> EXERCISE DETAILS
Are you able to retype all the records below exactly?

> RAW DATA
★ ★ ★ ★

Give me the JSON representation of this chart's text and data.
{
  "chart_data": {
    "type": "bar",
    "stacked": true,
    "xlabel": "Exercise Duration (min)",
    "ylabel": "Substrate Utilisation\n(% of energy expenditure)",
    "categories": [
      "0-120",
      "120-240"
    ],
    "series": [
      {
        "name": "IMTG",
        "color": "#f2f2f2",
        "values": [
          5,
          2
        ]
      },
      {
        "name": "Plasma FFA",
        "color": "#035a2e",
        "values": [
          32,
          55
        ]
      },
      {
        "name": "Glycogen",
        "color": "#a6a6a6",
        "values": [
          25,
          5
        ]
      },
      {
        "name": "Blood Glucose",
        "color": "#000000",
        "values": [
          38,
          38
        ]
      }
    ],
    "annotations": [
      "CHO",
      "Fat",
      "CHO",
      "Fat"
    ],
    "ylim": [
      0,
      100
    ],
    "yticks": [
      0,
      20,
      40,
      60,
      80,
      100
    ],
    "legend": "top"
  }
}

★ ★ ★ ★

> THE ANSWER
Give me the JSON representation of this chart's text and data.
{
  "chart_data": {
    "type": "bar",
    "stacked": true,
    "xlabel": "Exercise Duration (min)",
    "ylabel": "Substrate Utilisation\n(% of energy expenditure)",
    "categories": [
      "0-120",
      "120-240"
    ],
    "series": [
      {
        "name": "IMTG",
        "color": "#f2f2f2",
        "values": [
          5,
          2
        ]
      },
      {
        "name": "Plasma FFA",
        "color": "#035a2e",
        "values": [
          32,
          55
        ]
      },
      {
        "name": "Glycogen",
        "color": "#a6a6a6",
        "values": [
          25,
          5
        ]
      },
      {
        "name": "Blood Glucose",
        "color": "#000000",
        "values": [
          38,
          38
        ]
      }
    ],
    "annotations": [
      "CHO",
      "Fat",
      "CHO",
      "Fat"
    ],
    "ylim": [
      0,
      100
    ],
    "yticks": [
      0,
      20,
      40,
      60,
      80,
      100
    ],
    "legend": "top"
  }
}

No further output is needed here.